── Data shown

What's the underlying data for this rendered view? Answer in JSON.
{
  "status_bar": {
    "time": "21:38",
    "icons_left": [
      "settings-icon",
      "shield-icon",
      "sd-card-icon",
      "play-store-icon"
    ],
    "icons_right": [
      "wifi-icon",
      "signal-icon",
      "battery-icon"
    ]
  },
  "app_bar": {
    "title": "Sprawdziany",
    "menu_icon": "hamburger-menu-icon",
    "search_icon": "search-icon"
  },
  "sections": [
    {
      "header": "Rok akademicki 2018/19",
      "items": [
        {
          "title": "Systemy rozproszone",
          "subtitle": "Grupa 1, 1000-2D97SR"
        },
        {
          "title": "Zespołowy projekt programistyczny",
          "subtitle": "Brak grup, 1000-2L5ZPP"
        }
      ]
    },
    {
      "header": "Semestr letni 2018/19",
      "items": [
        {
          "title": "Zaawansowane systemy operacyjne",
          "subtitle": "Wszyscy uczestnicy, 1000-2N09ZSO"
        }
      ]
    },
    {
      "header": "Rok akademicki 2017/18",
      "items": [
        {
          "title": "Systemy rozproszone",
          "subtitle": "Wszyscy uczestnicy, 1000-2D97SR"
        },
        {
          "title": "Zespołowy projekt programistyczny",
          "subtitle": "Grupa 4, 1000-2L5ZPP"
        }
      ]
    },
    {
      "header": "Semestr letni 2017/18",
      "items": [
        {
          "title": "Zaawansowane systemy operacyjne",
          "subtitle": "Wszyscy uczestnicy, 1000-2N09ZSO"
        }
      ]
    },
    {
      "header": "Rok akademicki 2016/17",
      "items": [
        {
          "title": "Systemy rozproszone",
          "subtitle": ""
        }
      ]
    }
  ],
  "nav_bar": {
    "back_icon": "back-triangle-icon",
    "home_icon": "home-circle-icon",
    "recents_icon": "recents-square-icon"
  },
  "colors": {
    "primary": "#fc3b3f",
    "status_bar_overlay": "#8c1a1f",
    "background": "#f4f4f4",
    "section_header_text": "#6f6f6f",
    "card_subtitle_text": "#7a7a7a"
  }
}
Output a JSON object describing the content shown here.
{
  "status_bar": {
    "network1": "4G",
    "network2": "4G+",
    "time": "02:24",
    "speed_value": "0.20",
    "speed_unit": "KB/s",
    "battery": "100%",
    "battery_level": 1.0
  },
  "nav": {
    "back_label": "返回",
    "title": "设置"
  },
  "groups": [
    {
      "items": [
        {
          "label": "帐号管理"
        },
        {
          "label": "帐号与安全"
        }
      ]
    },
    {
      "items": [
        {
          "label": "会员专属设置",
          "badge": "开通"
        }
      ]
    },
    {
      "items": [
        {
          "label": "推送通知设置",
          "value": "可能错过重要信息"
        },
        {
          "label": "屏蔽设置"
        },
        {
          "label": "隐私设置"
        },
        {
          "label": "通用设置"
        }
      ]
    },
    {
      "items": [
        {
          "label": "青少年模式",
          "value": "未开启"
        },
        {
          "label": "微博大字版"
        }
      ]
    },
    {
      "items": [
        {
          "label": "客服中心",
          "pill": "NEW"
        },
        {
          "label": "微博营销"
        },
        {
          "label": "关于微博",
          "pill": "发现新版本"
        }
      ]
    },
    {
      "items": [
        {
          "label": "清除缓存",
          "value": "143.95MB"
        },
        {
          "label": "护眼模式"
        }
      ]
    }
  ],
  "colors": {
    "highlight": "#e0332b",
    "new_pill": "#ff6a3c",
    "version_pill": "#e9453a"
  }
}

────

# Challenge
Give again the lines from the line holding "Output a JSON" through the close of the listing, both included, exactly as written and with nothing else.

# Task output
Output a JSON object describing the content shown here.
{
  "status_bar": {
    "network1": "4G",
    "network2": "4G+",
    "time": "02:24",
    "speed_value": "0.20",
    "speed_unit": "KB/s",
    "battery": "100%",
    "battery_level": 1.0
  },
  "nav": {
    "back_label": "返回",
    "title": "设置"
  },
  "groups": [
    {
      "items": [
        {
          "label": "帐号管理"
        },
        {
          "label": "帐号与安全"
        }
      ]
    },
    {
      "items": [
        {
          "label": "会员专属设置",
          "badge": "开通"
        }
      ]
    },
    {
      "items": [
        {
          "label": "推送通知设置",
          "value": "可能错过重要信息"
        },
        {
          "label": "屏蔽设置"
        },
        {
          "label": "隐私设置"
        },
        {
          "label": "通用设置"
        }
      ]
    },
    {
      "items": [
        {
          "label": "青少年模式",
          "value": "未开启"
        },
        {
          "label": "微博大字版"
        }
      ]
    },
    {
      "items": [
        {
          "label": "客服中心",
          "pill": "NEW"
        },
        {
          "label": "微博营销"
        },
        {
          "label": "关于微博",
          "pill": "发现新版本"
        }
      ]
    },
    {
      "items": [
        {
          "label": "清除缓存",
          "value": "143.95MB"
        },
        {
          "label": "护眼模式"
        }
      ]
    }
  ],
  "colors": {
    "highlight": "#e0332b",
    "new_pill": "#ff6a3c",
    "version_pill": "#e9453a"
  }
}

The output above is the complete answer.